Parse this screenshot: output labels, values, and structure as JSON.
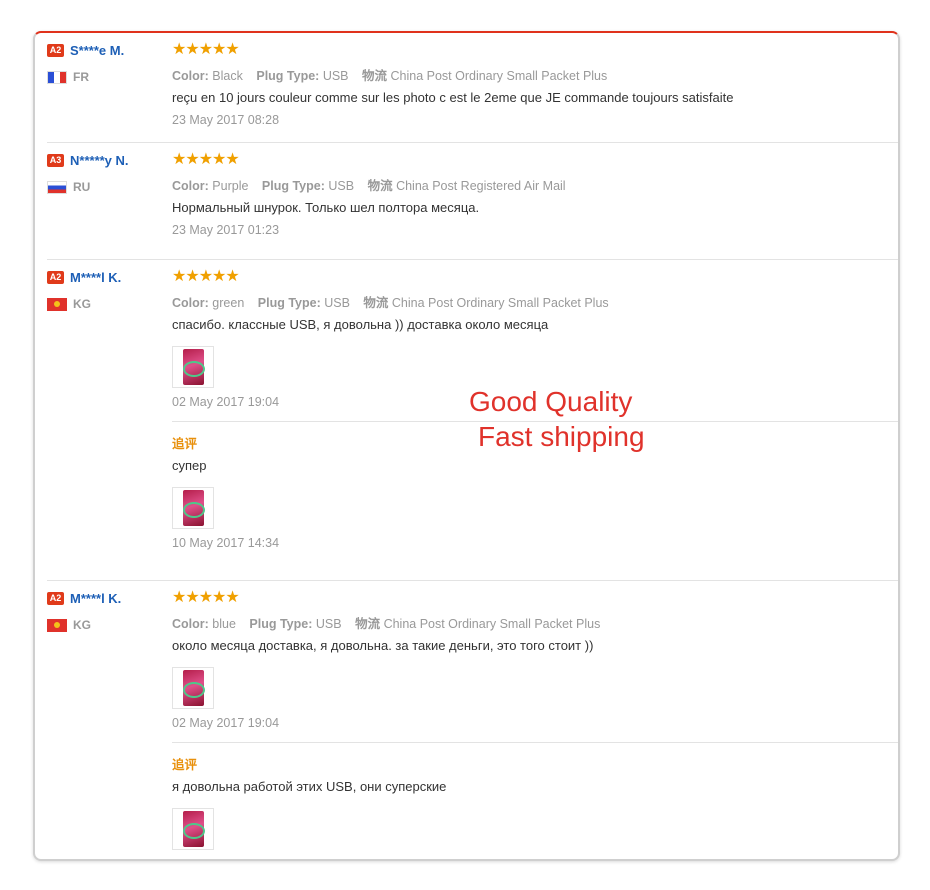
{
  "reviews": [
    {
      "level": "A2",
      "name": "S****e M.",
      "country": "FR",
      "flag": "fr",
      "stars": "★★★★★",
      "color_label": "Color:",
      "color": "Black",
      "plug_label": "Plug Type:",
      "plug": "USB",
      "ship_label": "物流",
      "ship": "China Post Ordinary Small Packet Plus",
      "text": "reçu en 10 jours couleur comme sur les photo c est le 2eme que JE commande toujours satisfaite",
      "date": "23 May 2017 08:28"
    },
    {
      "level": "A3",
      "name": "N*****y N.",
      "country": "RU",
      "flag": "ru",
      "stars": "★★★★★",
      "color_label": "Color:",
      "color": "Purple",
      "plug_label": "Plug Type:",
      "plug": "USB",
      "ship_label": "物流",
      "ship": "China Post Registered Air Mail",
      "text": "Нормальный шнурок. Только шел полтора месяца.",
      "date": "23 May 2017 01:23"
    },
    {
      "level": "A2",
      "name": "M****l K.",
      "country": "KG",
      "flag": "kg",
      "stars": "★★★★★",
      "color_label": "Color:",
      "color": "green",
      "plug_label": "Plug Type:",
      "plug": "USB",
      "ship_label": "物流",
      "ship": "China Post Ordinary Small Packet Plus",
      "text": "спасибо. классные USB, я довольна )) доставка около месяца",
      "date": "02 May 2017 19:04",
      "followup": {
        "label": "追评",
        "text": "супер",
        "date": "10 May 2017 14:34"
      }
    },
    {
      "level": "A2",
      "name": "M****l K.",
      "country": "KG",
      "flag": "kg",
      "stars": "★★★★★",
      "color_label": "Color:",
      "color": "blue",
      "plug_label": "Plug Type:",
      "plug": "USB",
      "ship_label": "物流",
      "ship": "China Post Ordinary Small Packet Plus",
      "text": "около месяца доставка, я довольна. за такие деньги, это того стоит ))",
      "date": "02 May 2017 19:04",
      "followup": {
        "label": "追评",
        "text": "я довольна работой этих USB, они суперские",
        "date": ""
      }
    }
  ],
  "overlay": {
    "line1": "Good Quality",
    "line2": "Fast shipping",
    "color": "#e0322b"
  }
}
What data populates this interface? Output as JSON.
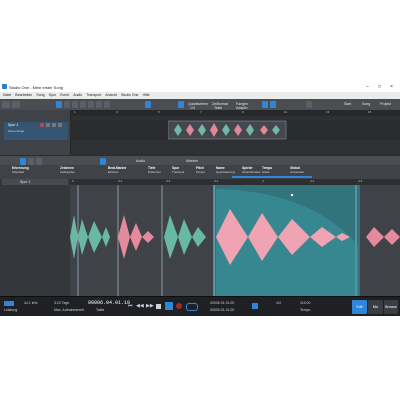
{
  "window": {
    "title": "Studio One - Mein erster Song"
  },
  "menu": [
    "Datei",
    "Bearbeiten",
    "Song",
    "Spur",
    "Event",
    "Audio",
    "Transport",
    "Ansicht",
    "Studio One",
    "Hilfe"
  ],
  "toolbar": {
    "quantize_label": "Quantisieren",
    "quantize_value": "1/4",
    "timebase_label": "Zeitformat",
    "timebase_value": "Takte",
    "snap_label": "Fangen",
    "snap_value": "Adaptiv",
    "start": "Start",
    "song": "Song",
    "project": "Projekt"
  },
  "overview": {
    "track_name": "Spur 1",
    "track_sub": "Spurenfolge",
    "ruler": [
      "1",
      "3",
      "5",
      "7",
      "9",
      "11",
      "13",
      "15"
    ]
  },
  "midbar": {
    "zoom": "Audio",
    "section": "Ableton"
  },
  "properties": [
    {
      "title": "Erkennung",
      "sub": "Standard"
    },
    {
      "title": "Zeichnen",
      "sub": "Audiopulse"
    },
    {
      "title": "Beat-Marker",
      "sub": "Ein/Aus"
    },
    {
      "title": "Tiefe",
      "sub": "Entfernen"
    },
    {
      "title": "Spur",
      "sub": "Transient"
    },
    {
      "title": "Pitch",
      "sub": "Tempo"
    },
    {
      "title": "Name",
      "sub": "Quantisierung"
    },
    {
      "title": "Spieler",
      "sub": "Stretchmodus"
    },
    {
      "title": "Tempo",
      "sub": "Audio"
    },
    {
      "title": "Global",
      "sub": "Anwenden"
    }
  ],
  "editor": {
    "track_name": "Spur 1",
    "ruler": [
      "3",
      "3.2",
      "3.3",
      "3.4",
      "4",
      "4.2",
      "4.3"
    ]
  },
  "transport": {
    "cpu_label": "Leistung",
    "samplerate": "44,1 kHz",
    "length": "3:20 Tage",
    "sub": "Max. Aufnahmezeit",
    "position": "00006.04.01.10",
    "position_sub": "Takte",
    "loop_start": "00005.01.01.00",
    "loop_end": "00009.01.01.00",
    "signature": "4/4",
    "tempo": "115.00",
    "tempo_label": "Tempo",
    "modes": [
      "Edit",
      "Mix",
      "Browse"
    ]
  },
  "colors": {
    "accent": "#2f86d8",
    "clip_teal": "#5fae9c",
    "clip_pink": "#e07f93",
    "selected_bg": "#2f7c86"
  }
}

────────

▶ _WORK TO COMPLETE_
Send back the data above word for word, with the pictures left out.

▶ _COMPLETED EXERCISE_
Parse this screenshot: output labels, values, and structure as JSON.
{
  "reviews": [
    {
      "level": "A2",
      "name": "S****e M.",
      "country": "FR",
      "flag": "fr",
      "stars": "★★★★★",
      "color_label": "Color:",
      "color": "Black",
      "plug_label": "Plug Type:",
      "plug": "USB",
      "ship_label": "物流",
      "ship": "China Post Ordinary Small Packet Plus",
      "text": "reçu en 10 jours couleur comme sur les photo c est le 2eme que JE commande toujours satisfaite",
      "date": "23 May 2017 08:28"
    },
    {
      "level": "A3",
      "name": "N*****y N.",
      "country": "RU",
      "flag": "ru",
      "stars": "★★★★★",
      "color_label": "Color:",
      "color": "Purple",
      "plug_label": "Plug Type:",
      "plug": "USB",
      "ship_label": "物流",
      "ship": "China Post Registered Air Mail",
      "text": "Нормальный шнурок. Только шел полтора месяца.",
      "date": "23 May 2017 01:23"
    },
    {
      "level": "A2",
      "name": "M****l K.",
      "country": "KG",
      "flag": "kg",
      "stars": "★★★★★",
      "color_label": "Color:",
      "color": "green",
      "plug_label": "Plug Type:",
      "plug": "USB",
      "ship_label": "物流",
      "ship": "China Post Ordinary Small Packet Plus",
      "text": "спасибо. классные USB, я довольна )) доставка около месяца",
      "date": "02 May 2017 19:04",
      "followup": {
        "label": "追评",
        "text": "супер",
        "date": "10 May 2017 14:34"
      }
    },
    {
      "level": "A2",
      "name": "M****l K.",
      "country": "KG",
      "flag": "kg",
      "stars": "★★★★★",
      "color_label": "Color:",
      "color": "blue",
      "plug_label": "Plug Type:",
      "plug": "USB",
      "ship_label": "物流",
      "ship": "China Post Ordinary Small Packet Plus",
      "text": "около месяца доставка, я довольна. за такие деньги, это того стоит ))",
      "date": "02 May 2017 19:04",
      "followup": {
        "label": "追评",
        "text": "я довольна работой этих USB, они суперские",
        "date": ""
      }
    }
  ],
  "overlay": {
    "line1": "Good Quality",
    "line2": "Fast shipping",
    "color": "#e0322b"
  }
}
What data populates this interface? Output as JSON.
{
  "window": {
    "title": "Studio One - Mein erster Song"
  },
  "menu": [
    "Datei",
    "Bearbeiten",
    "Song",
    "Spur",
    "Event",
    "Audio",
    "Transport",
    "Ansicht",
    "Studio One",
    "Hilfe"
  ],
  "toolbar": {
    "quantize_label": "Quantisieren",
    "quantize_value": "1/4",
    "timebase_label": "Zeitformat",
    "timebase_value": "Takte",
    "snap_label": "Fangen",
    "snap_value": "Adaptiv",
    "start": "Start",
    "song": "Song",
    "project": "Projekt"
  },
  "overview": {
    "track_name": "Spur 1",
    "track_sub": "Spurenfolge",
    "ruler": [
      "1",
      "3",
      "5",
      "7",
      "9",
      "11",
      "13",
      "15"
    ]
  },
  "midbar": {
    "zoom": "Audio",
    "section": "Ableton"
  },
  "properties": [
    {
      "title": "Erkennung",
      "sub": "Standard"
    },
    {
      "title": "Zeichnen",
      "sub": "Audiopulse"
    },
    {
      "title": "Beat-Marker",
      "sub": "Ein/Aus"
    },
    {
      "title": "Tiefe",
      "sub": "Entfernen"
    },
    {
      "title": "Spur",
      "sub": "Transient"
    },
    {
      "title": "Pitch",
      "sub": "Tempo"
    },
    {
      "title": "Name",
      "sub": "Quantisierung"
    },
    {
      "title": "Spieler",
      "sub": "Stretchmodus"
    },
    {
      "title": "Tempo",
      "sub": "Audio"
    },
    {
      "title": "Global",
      "sub": "Anwenden"
    }
  ],
  "editor": {
    "track_name": "Spur 1",
    "ruler": [
      "3",
      "3.2",
      "3.3",
      "3.4",
      "4",
      "4.2",
      "4.3"
    ]
  },
  "transport": {
    "cpu_label": "Leistung",
    "samplerate": "44,1 kHz",
    "length": "3:20 Tage",
    "sub": "Max. Aufnahmezeit",
    "position": "00006.04.01.10",
    "position_sub": "Takte",
    "loop_start": "00005.01.01.00",
    "loop_end": "00009.01.01.00",
    "signature": "4/4",
    "tempo": "115.00",
    "tempo_label": "Tempo",
    "modes": [
      "Edit",
      "Mix",
      "Browse"
    ]
  },
  "colors": {
    "accent": "#2f86d8",
    "clip_teal": "#5fae9c",
    "clip_pink": "#e07f93",
    "selected_bg": "#2f7c86"
  }
}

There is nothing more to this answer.